[RECORDS FOR PROCESSING]
----

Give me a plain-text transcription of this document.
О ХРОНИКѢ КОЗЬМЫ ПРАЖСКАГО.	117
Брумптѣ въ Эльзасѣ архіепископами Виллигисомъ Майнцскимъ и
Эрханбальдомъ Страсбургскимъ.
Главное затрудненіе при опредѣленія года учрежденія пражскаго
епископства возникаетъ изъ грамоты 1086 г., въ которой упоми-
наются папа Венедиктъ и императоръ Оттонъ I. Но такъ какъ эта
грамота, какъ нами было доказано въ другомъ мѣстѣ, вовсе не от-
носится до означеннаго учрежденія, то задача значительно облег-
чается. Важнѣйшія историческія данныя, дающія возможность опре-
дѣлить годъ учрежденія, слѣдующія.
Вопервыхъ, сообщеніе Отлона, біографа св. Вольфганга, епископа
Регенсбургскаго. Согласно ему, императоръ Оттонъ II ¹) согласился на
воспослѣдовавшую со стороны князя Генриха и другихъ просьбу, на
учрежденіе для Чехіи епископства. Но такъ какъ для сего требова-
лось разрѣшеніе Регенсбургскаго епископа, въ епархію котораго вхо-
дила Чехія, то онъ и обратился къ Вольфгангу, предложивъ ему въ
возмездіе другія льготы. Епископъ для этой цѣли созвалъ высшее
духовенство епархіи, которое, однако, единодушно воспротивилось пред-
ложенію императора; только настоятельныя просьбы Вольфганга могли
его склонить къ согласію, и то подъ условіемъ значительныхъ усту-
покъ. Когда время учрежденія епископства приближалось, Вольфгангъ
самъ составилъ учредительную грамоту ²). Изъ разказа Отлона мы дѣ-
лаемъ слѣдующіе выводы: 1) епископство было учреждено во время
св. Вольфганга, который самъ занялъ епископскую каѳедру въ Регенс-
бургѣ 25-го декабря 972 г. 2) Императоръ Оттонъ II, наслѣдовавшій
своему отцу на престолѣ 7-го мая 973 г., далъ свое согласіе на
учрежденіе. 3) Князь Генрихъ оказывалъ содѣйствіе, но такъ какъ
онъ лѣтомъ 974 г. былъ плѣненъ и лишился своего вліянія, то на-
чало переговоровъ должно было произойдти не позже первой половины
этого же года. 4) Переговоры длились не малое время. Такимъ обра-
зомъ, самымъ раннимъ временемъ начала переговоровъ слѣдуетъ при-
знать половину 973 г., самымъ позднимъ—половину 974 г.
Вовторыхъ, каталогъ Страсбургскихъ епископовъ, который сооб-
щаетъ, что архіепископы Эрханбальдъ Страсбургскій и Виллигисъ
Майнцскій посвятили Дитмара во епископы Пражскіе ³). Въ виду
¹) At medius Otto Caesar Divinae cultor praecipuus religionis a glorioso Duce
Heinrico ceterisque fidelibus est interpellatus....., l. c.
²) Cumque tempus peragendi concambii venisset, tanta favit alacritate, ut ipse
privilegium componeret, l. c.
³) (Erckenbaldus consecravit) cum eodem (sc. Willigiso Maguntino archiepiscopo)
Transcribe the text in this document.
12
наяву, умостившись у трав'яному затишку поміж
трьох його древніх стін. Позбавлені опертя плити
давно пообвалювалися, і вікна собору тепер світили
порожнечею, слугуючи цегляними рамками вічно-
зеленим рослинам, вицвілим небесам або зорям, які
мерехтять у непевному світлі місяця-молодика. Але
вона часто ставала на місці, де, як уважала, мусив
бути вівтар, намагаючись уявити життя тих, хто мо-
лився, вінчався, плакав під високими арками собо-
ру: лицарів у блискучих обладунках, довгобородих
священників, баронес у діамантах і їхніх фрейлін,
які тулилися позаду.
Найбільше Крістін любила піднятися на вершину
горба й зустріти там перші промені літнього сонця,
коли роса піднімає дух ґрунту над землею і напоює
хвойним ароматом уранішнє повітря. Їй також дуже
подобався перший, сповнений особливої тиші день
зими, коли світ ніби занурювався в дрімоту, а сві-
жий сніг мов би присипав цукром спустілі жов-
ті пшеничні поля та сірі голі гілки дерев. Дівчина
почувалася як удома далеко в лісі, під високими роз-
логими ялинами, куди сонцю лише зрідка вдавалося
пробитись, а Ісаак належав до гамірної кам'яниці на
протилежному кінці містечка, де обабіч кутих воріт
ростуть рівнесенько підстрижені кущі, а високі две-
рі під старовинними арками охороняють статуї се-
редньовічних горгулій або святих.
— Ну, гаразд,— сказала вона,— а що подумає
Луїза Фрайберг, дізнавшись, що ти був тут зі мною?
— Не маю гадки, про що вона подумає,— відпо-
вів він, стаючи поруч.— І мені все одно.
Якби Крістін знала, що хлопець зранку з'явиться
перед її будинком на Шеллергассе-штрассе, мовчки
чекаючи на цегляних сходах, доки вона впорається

----

[TASK OBJECTIVE] Each line of the material above needs to be quoted exactly, please.

[SOLUTION TO THE PROBLEM]
Give me a plain-text transcription of this document.
О ХРОНИКѢ КОЗЬМЫ ПРАЖСКАГО.	117
Брумптѣ въ Эльзасѣ архіепископами Виллигисомъ Майнцскимъ и
Эрханбальдомъ Страсбургскимъ.
Главное затрудненіе при опредѣленія года учрежденія пражскаго
епископства возникаетъ изъ грамоты 1086 г., въ которой упоми-
наются папа Венедиктъ и императоръ Оттонъ I. Но такъ какъ эта
грамота, какъ нами было доказано въ другомъ мѣстѣ, вовсе не от-
носится до означеннаго учрежденія, то задача значительно облег-
чается. Важнѣйшія историческія данныя, дающія возможность опре-
дѣлить годъ учрежденія, слѣдующія.
Вопервыхъ, сообщеніе Отлона, біографа св. Вольфганга, епископа
Регенсбургскаго. Согласно ему, императоръ Оттонъ II ¹) согласился на
воспослѣдовавшую со стороны князя Генриха и другихъ просьбу, на
учрежденіе для Чехіи епископства. Но такъ какъ для сего требова-
лось разрѣшеніе Регенсбургскаго епископа, въ епархію котораго вхо-
дила Чехія, то онъ и обратился къ Вольфгангу, предложивъ ему въ
возмездіе другія льготы. Епископъ для этой цѣли созвалъ высшее
духовенство епархіи, которое, однако, единодушно воспротивилось пред-
ложенію императора; только настоятельныя просьбы Вольфганга могли
его склонить къ согласію, и то подъ условіемъ значительныхъ усту-
покъ. Когда время учрежденія епископства приближалось, Вольфгангъ
самъ составилъ учредительную грамоту ²). Изъ разказа Отлона мы дѣ-
лаемъ слѣдующіе выводы: 1) епископство было учреждено во время
св. Вольфганга, который самъ занялъ епископскую каѳедру въ Регенс-
бургѣ 25-го декабря 972 г. 2) Императоръ Оттонъ II, наслѣдовавшій
своему отцу на престолѣ 7-го мая 973 г., далъ свое согласіе на
учрежденіе. 3) Князь Генрихъ оказывалъ содѣйствіе, но такъ какъ
онъ лѣтомъ 974 г. былъ плѣненъ и лишился своего вліянія, то на-
чало переговоровъ должно было произойдти не позже первой половины
этого же года. 4) Переговоры длились не малое время. Такимъ обра-
зомъ, самымъ раннимъ временемъ начала переговоровъ слѣдуетъ при-
знать половину 973 г., самымъ позднимъ—половину 974 г.
Вовторыхъ, каталогъ Страсбургскихъ епископовъ, который сооб-
щаетъ, что архіепископы Эрханбальдъ Страсбургскій и Виллигисъ
Майнцскій посвятили Дитмара во епископы Пражскіе ³). Въ виду
¹) At medius Otto Caesar Divinae cultor praecipuus religionis a glorioso Duce
Heinrico ceterisque fidelibus est interpellatus....., l. c.
²) Cumque tempus peragendi concambii venisset, tanta favit alacritate, ut ipse
privilegium componeret, l. c.
³) (Erckenbaldus consecravit) cum eodem (sc. Willigiso Maguntino archiepiscopo)
Transcribe the text in this document.
12
наяву, умостившись у трав'яному затишку поміж
трьох його древніх стін. Позбавлені опертя плити
давно пообвалювалися, і вікна собору тепер світили
порожнечею, слугуючи цегляними рамками вічно-
зеленим рослинам, вицвілим небесам або зорям, які
мерехтять у непевному світлі місяця-молодика. Але
вона часто ставала на місці, де, як уважала, мусив
бути вівтар, намагаючись уявити життя тих, хто мо-
лився, вінчався, плакав під високими арками собо-
ру: лицарів у блискучих обладунках, довгобородих
священників, баронес у діамантах і їхніх фрейлін,
які тулилися позаду.
Найбільше Крістін любила піднятися на вершину
горба й зустріти там перші промені літнього сонця,
коли роса піднімає дух ґрунту над землею і напоює
хвойним ароматом уранішнє повітря. Їй також дуже
подобався перший, сповнений особливої тиші день
зими, коли світ ніби занурювався в дрімоту, а сві-
жий сніг мов би присипав цукром спустілі жов-
ті пшеничні поля та сірі голі гілки дерев. Дівчина
почувалася як удома далеко в лісі, під високими роз-
логими ялинами, куди сонцю лише зрідка вдавалося
пробитись, а Ісаак належав до гамірної кам'яниці на
протилежному кінці містечка, де обабіч кутих воріт
ростуть рівнесенько підстрижені кущі, а високі две-
рі під старовинними арками охороняють статуї се-
редньовічних горгулій або святих.
— Ну, гаразд,— сказала вона,— а що подумає
Луїза Фрайберг, дізнавшись, що ти був тут зі мною?
— Не маю гадки, про що вона подумає,— відпо-
вів він, стаючи поруч.— І мені все одно.
Якби Крістін знала, що хлопець зранку з'явиться
перед її будинком на Шеллергассе-штрассе, мовчки
чекаючи на цегляних сходах, доки вона впорається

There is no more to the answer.